TEXT –
The Empire’s Dog Feces: Droning on

Posted in Crazy Weapons, Decline and Fall at 9:17 am by George Smith

In the news, yay:

Despite reports that Iran hijacked a United States stealth military drone early this month and forced it to land in hostile territory, not everyone is buying the hype.

“Some kind of mechanical malfunction” is probably what caused the unmanned drone, a Lockheed Martin RQ-170 Sentinel (nicknamed the “Beast of Kandahar” by Afghans who’d seen it), to go down 140 miles inside Iran on Dec. 4, according to John Pike, director of the Alexandria, Va.-based think tank GlobalSecurity.org.

George Smith, a senior fellow at GlobalSecurity, echoed his colleague’s assertion.

“Stuff goes wrong,” Smith told SecurityNewsDaily. “It’s certainly an embarrassment to the United States, as advertised. The bragging on the part of the Iranian government is unsurprising.”

It’s all about us-US-US!

Competing for this year’s long list of produced news stories and factoids of unintentional bleak hilarity: Overstretched U.S. drone pilots face stress risk.

From Reuters:

Flying drone aircraft over Afghanistan from the comfort of a military base in the United States is much more stressful than it might seem, even for pilots spared the sacrifice of overseas deployment and separation from family and friends.

America’s insatiable demand for drone technology is taking a heavy toll on Air Force crews, according to a six-month Air Force study, with just under a third of active duty pilots of drones like the Predator reporting symptoms of burnout and 17 percent showing signs of “clinical distress.”

That’s when stress starts undermining their performance at work and their family lives …

[The] biggest factor wearing down drone crews were things like long hours and inadequate staffing.

Inadequate staffing. One associates stress due to inadequate staffing to jobs where corporations have mercilessly downsized the labor force to increase short term profit.

In other words, drone crews suffer stress of the same nature as that of cubicle workers in corporate America. Letting Hellfire missiles off the hook on small groups of people, always poorer and smaller, on the other side of the world, is a smaller component of the job.

This is described as “bothersome.”

Really. Not joking, here. It’s what the man said.

“We try to select people who are well-adjusted … We select family people … People of good moral standing, background, integrity,” [Air Force] Lieutenant Colonel Kent McDonald, a man who worked on the study, told Reuters.

“And when they have to kill someone, and when they’re involved with missions when they’re observing people over long periods of time, and then they either kill them or see them killed, it does cause them to re-think aspects of their life and it can be bothersome.”

TO DO –
a: How would you put this sentence from the drone post into Spanish: "George Smith, a senior fellow at GlobalSecurity, echoed his colleague’s assertion."
b: Can you extend the drone post, picking up right after the closing quote from Lieutenant Colonel Kent McDonald?

GIVEN ENTRIES –

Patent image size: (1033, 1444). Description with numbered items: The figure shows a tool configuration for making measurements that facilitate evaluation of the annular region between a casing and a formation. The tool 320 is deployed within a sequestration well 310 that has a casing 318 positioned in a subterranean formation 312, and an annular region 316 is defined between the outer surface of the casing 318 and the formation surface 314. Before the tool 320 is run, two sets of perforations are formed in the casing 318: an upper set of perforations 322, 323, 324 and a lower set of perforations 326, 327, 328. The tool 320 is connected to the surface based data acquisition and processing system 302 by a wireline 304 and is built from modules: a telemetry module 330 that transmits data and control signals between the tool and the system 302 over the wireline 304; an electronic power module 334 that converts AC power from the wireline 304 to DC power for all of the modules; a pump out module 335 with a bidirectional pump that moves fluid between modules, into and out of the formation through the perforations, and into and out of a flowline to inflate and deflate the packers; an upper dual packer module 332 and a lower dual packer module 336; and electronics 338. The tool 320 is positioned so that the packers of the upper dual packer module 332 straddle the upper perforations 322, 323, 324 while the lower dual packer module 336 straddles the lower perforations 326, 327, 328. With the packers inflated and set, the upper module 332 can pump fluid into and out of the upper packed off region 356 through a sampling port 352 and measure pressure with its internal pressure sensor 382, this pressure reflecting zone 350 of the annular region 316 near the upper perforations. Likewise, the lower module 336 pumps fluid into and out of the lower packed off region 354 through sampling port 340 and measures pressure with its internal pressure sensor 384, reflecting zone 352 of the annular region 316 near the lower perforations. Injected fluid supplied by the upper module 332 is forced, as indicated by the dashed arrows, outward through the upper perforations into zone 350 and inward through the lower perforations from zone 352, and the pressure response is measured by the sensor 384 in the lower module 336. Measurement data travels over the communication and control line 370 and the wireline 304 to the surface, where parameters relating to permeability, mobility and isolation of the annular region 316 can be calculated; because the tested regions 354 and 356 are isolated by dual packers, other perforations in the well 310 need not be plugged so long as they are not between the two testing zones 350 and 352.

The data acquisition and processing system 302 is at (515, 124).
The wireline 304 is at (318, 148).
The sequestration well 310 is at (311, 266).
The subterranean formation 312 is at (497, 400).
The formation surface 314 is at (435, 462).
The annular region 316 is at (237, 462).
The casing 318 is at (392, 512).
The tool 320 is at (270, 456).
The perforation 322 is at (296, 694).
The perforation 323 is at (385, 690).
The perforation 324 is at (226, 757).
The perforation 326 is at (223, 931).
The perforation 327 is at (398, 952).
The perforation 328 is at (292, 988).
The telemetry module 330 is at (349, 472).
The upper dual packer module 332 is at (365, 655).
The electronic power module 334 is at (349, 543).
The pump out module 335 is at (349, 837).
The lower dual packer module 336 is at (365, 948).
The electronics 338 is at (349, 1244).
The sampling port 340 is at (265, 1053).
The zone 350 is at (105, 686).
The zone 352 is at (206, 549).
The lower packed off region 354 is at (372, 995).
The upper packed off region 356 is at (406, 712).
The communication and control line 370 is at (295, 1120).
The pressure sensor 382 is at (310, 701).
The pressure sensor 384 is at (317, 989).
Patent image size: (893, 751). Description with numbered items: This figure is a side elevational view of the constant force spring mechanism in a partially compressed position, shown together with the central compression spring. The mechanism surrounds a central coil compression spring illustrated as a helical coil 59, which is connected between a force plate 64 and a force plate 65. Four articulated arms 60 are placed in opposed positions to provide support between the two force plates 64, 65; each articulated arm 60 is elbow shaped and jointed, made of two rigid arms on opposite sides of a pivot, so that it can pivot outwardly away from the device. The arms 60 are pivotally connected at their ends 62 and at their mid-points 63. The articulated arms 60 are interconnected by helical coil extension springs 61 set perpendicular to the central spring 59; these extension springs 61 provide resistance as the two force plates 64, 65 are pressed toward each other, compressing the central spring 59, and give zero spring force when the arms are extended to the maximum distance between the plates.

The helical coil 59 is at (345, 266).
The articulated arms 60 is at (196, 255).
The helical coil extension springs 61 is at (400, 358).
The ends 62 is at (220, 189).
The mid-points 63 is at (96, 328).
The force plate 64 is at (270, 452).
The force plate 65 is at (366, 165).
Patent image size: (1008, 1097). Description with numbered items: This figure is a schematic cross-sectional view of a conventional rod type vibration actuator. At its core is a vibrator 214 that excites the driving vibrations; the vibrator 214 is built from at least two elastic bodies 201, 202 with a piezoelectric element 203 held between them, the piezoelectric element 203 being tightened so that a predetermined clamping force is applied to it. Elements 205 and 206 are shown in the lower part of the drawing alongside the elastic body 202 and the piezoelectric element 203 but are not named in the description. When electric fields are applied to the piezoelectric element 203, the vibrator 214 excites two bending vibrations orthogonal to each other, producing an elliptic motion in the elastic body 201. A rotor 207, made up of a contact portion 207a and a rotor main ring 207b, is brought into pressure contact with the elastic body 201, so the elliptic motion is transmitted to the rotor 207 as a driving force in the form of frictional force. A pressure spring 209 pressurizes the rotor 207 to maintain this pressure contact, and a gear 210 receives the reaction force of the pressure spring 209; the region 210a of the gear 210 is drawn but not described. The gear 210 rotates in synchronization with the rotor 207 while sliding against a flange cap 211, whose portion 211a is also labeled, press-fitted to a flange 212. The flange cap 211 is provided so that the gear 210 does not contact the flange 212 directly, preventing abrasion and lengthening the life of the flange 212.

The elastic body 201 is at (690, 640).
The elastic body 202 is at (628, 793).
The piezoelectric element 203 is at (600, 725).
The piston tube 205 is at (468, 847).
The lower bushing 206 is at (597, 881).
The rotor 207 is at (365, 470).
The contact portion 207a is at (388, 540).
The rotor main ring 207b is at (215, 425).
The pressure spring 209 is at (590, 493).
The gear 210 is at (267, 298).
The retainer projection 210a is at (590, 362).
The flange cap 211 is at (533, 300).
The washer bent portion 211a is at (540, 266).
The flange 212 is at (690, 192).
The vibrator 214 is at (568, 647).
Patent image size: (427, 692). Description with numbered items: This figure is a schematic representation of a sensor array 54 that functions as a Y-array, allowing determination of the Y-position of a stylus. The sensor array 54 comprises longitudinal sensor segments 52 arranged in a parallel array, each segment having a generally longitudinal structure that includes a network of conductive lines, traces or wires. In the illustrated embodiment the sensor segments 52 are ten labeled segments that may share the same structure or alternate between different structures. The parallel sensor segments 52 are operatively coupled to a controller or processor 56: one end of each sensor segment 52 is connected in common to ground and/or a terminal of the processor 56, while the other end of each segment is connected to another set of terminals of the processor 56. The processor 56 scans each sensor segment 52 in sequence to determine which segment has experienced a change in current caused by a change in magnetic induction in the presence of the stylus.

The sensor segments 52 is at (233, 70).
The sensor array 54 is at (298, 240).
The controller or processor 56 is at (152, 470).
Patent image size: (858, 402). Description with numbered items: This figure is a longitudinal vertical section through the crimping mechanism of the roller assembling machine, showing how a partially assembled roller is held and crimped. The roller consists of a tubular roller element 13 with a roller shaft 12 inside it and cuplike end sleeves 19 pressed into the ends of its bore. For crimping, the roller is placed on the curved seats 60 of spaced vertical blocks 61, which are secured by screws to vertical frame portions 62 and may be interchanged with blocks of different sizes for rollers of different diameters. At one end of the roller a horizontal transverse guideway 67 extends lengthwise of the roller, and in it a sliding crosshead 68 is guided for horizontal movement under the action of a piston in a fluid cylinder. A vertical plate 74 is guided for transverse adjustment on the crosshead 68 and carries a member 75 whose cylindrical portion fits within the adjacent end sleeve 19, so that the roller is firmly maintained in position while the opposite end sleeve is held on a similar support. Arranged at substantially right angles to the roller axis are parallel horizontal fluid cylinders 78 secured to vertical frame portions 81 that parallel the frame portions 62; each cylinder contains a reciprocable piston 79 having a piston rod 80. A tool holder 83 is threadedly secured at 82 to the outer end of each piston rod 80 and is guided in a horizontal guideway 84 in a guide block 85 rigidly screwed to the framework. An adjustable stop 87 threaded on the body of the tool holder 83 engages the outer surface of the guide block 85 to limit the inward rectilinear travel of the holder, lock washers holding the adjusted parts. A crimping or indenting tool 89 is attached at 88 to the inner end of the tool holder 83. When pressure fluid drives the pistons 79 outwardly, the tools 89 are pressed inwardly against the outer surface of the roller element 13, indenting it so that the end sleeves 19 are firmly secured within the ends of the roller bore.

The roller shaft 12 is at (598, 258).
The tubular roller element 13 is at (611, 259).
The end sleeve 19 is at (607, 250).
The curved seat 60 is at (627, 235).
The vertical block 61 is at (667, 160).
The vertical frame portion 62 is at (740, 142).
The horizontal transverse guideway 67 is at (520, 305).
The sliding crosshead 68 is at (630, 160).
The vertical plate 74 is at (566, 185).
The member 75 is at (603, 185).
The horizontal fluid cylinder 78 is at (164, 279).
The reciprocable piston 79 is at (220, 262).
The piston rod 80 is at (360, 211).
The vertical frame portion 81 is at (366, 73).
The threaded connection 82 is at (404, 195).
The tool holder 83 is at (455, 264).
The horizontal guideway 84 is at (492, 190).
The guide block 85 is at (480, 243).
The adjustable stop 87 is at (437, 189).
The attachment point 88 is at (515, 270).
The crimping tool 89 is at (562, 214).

ANSWER LIST –
a: George Smith, investigador principal de GlobalSecurity, se hizo eco de la afirmación de su colega.

b:
Stressful in Somalia

“The U.S. has used drones to hunt down al-Qaida-linked militants in Somalia and Yemen, among other countries,” reported the AP last week. “Their humming is a constant feature in the sky in many of the major towns in southern Somalia, especially the capital city and the militant-controlled southern port of Kismayo.”

Notable quote after recent news story after Iowa locals get all atwitter about Northrop Grumman shipping a shrink-wrapped naval aviation drone on a flatbed. (They thought it might be a UFO, seriously.)

“It’s difficult to fly an unmanned drone through commercial airspace,” a company man told the local news agency.

Easier to fly them in airspace over countries where we don’t give a s—
about the natives, except as targets, and whatever they do or don’t have flying around.

Stephen King donates money for heating oil assistance to poor

“Horror author Stephen King’s efforts to raise money to help low-income Maine residents pay their heating oil bills this winter have exceeded goals,” reported a Boston newspaper.

This was after it was widely reported the US government would reduce home heating oil assistance by over 50 percent this year, from $55.6 million down to $23 million.

Cost of stealth drone, the Beast of Kandahar, lost over Iran, based on estimation from price of prototype: over $24 million.

Cost of Predator drone, lost over the Seychelles: $4.5 million

Cost of misallocation of national resources and immorality in decision making: Priceless.

Nominated as best new electric folk song to sing, ever. “Predator loans, iPhones, and drones … Plus we got lotsa really crazy people!”

1 Comment

  1. Christoph Hechl said,

    December 21, 2011 at 1:09 am

    During my time at school and in University i have met quite a number of Iranians. One thing they all had in common, was that they were absolutely brilliant at maths. Today maths translates to computer science. I guess that Iran can rely on some of the best programmers on this planet. The described GPS spoofing attack is at least very plausible.
    But whining about how bothersome it is to kill people is so incredibly cynical and pervert, that i am at loss for words to describe how i feel about this being.